SET EXERCISE: Please quote only the lines that start at the one with "Transcribe the text in this document." and go on to the last line of the data, both ends kept.

GIVEN RECORDS:
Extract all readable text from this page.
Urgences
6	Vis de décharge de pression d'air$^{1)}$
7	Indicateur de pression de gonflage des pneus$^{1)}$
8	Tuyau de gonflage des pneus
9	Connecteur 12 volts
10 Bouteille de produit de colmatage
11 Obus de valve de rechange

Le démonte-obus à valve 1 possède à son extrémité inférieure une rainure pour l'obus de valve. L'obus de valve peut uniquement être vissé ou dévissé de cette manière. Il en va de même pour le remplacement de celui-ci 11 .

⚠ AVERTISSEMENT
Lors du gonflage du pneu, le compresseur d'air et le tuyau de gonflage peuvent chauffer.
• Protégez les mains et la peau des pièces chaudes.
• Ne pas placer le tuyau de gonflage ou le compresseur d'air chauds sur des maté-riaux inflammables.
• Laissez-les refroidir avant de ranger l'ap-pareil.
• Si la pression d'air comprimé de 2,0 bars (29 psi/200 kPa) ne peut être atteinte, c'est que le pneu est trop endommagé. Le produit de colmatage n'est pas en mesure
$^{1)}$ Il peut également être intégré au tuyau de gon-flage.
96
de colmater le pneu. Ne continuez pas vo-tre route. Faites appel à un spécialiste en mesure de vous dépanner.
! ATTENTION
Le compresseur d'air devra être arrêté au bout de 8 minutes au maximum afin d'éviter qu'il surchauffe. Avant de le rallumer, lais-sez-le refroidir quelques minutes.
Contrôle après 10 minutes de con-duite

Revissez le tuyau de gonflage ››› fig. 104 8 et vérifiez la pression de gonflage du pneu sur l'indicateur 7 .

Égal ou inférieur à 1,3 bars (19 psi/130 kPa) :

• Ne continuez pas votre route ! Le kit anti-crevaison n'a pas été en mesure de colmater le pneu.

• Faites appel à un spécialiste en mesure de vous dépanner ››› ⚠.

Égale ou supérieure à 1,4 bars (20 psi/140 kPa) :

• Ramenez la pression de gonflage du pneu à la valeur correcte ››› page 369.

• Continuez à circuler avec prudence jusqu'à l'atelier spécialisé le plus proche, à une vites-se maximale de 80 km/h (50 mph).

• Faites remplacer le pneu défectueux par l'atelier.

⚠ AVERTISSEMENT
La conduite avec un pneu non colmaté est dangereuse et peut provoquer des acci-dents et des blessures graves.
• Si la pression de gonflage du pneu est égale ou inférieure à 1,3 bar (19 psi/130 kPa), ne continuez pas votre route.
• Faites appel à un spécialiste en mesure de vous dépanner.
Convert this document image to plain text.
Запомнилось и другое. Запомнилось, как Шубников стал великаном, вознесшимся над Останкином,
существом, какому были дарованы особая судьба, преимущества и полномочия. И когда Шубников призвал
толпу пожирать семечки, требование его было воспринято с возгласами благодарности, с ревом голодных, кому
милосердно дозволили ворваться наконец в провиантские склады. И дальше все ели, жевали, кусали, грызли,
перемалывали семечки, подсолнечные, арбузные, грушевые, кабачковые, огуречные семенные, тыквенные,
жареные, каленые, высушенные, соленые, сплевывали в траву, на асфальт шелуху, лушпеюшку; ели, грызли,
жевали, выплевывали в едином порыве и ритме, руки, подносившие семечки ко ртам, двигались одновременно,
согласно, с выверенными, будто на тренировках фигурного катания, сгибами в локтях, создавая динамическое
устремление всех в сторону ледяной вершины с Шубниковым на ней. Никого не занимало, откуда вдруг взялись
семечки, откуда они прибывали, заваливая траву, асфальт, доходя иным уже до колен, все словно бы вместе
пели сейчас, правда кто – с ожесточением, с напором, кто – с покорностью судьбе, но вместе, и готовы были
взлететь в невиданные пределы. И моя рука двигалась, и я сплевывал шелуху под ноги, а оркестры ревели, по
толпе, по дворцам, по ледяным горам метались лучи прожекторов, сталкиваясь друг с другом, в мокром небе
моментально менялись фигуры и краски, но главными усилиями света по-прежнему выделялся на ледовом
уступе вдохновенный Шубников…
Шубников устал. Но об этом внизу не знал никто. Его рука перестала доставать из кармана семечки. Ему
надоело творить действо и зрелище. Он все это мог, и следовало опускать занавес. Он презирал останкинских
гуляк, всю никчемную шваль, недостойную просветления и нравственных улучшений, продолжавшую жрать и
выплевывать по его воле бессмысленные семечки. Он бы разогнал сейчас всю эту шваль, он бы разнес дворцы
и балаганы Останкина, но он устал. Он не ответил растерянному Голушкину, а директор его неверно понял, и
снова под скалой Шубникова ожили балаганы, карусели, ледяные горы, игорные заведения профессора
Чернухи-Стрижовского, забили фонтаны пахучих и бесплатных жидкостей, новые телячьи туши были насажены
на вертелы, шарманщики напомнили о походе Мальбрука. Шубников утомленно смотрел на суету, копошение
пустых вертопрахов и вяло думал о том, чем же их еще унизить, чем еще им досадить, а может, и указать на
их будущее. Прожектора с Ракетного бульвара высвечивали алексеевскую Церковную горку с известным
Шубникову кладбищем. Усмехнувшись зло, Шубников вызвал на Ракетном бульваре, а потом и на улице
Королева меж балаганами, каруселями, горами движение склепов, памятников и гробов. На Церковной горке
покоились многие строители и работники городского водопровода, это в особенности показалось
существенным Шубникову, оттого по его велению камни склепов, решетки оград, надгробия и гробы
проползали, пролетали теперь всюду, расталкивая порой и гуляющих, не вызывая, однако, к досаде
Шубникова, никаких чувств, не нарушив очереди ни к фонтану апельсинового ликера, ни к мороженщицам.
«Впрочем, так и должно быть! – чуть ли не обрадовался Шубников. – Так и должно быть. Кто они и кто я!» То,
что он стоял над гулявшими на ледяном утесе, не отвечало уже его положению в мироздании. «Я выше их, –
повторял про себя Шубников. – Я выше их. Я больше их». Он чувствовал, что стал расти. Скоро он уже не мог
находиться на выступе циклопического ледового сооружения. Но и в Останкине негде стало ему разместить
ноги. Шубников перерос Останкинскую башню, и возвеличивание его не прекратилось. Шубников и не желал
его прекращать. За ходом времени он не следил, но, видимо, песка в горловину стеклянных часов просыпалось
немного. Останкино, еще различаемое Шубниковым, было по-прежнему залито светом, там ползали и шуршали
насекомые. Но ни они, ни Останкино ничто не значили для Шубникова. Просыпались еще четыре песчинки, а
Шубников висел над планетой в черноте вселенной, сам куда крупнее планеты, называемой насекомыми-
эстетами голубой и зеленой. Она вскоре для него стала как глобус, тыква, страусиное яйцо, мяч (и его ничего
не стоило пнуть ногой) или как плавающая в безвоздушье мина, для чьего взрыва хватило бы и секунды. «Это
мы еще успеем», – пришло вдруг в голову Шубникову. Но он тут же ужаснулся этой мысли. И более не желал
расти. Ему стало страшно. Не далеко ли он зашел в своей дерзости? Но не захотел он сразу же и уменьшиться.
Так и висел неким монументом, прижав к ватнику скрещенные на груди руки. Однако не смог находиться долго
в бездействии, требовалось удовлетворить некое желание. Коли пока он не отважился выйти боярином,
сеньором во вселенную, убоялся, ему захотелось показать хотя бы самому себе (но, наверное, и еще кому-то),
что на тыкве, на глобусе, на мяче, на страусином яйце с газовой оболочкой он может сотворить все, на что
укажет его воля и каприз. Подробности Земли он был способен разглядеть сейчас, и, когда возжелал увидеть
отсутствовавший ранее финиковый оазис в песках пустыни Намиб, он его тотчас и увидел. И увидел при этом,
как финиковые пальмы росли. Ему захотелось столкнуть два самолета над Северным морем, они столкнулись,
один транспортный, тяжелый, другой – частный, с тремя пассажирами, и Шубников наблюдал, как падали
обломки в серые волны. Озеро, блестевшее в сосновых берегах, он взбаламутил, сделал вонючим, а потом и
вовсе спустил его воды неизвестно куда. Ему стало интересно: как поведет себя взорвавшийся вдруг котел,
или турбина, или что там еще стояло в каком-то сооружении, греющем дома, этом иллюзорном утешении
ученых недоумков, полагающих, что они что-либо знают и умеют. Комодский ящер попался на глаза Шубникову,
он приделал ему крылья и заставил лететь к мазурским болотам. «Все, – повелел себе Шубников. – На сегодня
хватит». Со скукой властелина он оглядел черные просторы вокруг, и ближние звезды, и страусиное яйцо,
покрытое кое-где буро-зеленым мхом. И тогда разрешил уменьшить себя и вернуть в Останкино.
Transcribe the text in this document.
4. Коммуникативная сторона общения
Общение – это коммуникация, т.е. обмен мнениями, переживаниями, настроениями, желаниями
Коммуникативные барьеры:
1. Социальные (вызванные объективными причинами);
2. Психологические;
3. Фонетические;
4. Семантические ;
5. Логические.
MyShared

PROBLEM SOLUTION:
Transcribe the text in this document.
4. Коммуникативная сторона общения
Общение – это коммуникация, т.е. обмен мнениями, переживаниями, настроениями, желаниями
Коммуникативные барьеры:
1. Социальные (вызванные объективными причинами);
2. Психологические;
3. Фонетические;
4. Семантические ;
5. Логические.
MyShared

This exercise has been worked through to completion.